— Exercise directions —
Look through the lines below and extract any with the word "panel".

— Data excerpts —

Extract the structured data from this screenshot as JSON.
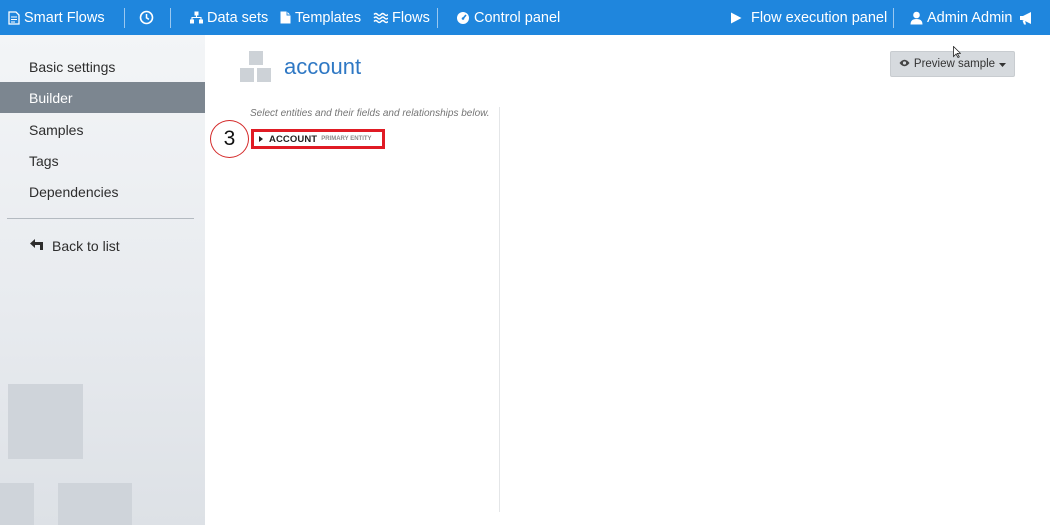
{
  "nav": {
    "brand": "Smart Flows",
    "datasets": "Data sets",
    "templates": "Templates",
    "flows": "Flows",
    "control_panel": "Control panel",
    "flow_execution": "Flow execution panel",
    "user": "Admin Admin",
    "icons": [
      "document-icon",
      "clock-icon",
      "sitemap-icon",
      "file-icon",
      "waves-icon",
      "gauge-icon",
      "play-icon",
      "user-icon",
      "megaphone-icon"
    ]
  },
  "sidebar": {
    "items": [
      {
        "label": "Basic settings",
        "active": false
      },
      {
        "label": "Builder",
        "active": true
      },
      {
        "label": "Samples",
        "active": false
      },
      {
        "label": "Tags",
        "active": false
      },
      {
        "label": "Dependencies",
        "active": false
      }
    ],
    "back": "Back to list"
  },
  "main": {
    "title": "account",
    "preview_button": "Preview sample",
    "hint": "Select entities and their fields and relationships below.",
    "entity": {
      "name": "ACCOUNT",
      "tag": "PRIMARY ENTITY"
    },
    "step_marker": "3"
  },
  "colors": {
    "nav_bg": "#1f86dd",
    "active_item_bg": "#7c8690",
    "title": "#2f78c4",
    "highlight": "#e01b24"
  }
}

— Task solution —
    "control_panel": "Control panel",
    "flow_execution": "Flow execution panel",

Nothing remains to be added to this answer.